#### Data excerpts
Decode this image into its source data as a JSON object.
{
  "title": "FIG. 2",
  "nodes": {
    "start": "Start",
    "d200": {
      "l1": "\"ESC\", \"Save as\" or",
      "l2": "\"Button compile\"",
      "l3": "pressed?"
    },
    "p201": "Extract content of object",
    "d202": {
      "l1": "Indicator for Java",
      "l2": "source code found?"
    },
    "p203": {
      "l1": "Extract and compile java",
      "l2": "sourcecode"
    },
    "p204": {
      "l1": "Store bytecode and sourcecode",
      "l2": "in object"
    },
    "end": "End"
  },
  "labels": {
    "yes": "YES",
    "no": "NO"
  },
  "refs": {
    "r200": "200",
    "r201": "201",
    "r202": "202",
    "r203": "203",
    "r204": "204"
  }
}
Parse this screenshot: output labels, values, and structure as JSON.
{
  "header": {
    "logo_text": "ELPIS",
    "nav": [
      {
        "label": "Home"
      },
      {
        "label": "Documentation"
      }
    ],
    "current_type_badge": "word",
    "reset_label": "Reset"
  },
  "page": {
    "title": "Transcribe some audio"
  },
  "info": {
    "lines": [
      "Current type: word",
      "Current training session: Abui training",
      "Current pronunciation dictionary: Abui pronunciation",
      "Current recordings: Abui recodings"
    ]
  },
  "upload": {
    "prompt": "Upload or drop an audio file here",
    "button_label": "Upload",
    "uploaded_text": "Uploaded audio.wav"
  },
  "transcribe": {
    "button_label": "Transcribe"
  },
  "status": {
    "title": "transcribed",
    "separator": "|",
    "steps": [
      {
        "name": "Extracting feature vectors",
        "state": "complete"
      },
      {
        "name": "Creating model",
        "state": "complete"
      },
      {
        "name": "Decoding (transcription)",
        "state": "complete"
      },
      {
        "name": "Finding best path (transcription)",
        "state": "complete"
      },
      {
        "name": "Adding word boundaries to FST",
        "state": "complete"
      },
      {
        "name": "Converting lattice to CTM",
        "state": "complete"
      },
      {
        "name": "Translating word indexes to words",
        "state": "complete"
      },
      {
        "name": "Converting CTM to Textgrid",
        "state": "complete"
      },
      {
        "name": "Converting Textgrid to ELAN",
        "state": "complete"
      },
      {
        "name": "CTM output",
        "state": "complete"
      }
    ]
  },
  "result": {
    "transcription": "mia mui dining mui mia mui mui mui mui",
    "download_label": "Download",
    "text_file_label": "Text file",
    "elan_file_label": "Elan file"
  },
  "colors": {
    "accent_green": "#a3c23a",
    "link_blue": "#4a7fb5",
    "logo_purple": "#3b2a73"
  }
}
########
● **What you are asked to do**:
Search the lines above for the string "audio" and copy each line that has it.

● **Full solution**:
    "title": "Transcribe some audio"
    "prompt": "Upload or drop an audio file here",
    "uploaded_text": "Uploaded audio.wav"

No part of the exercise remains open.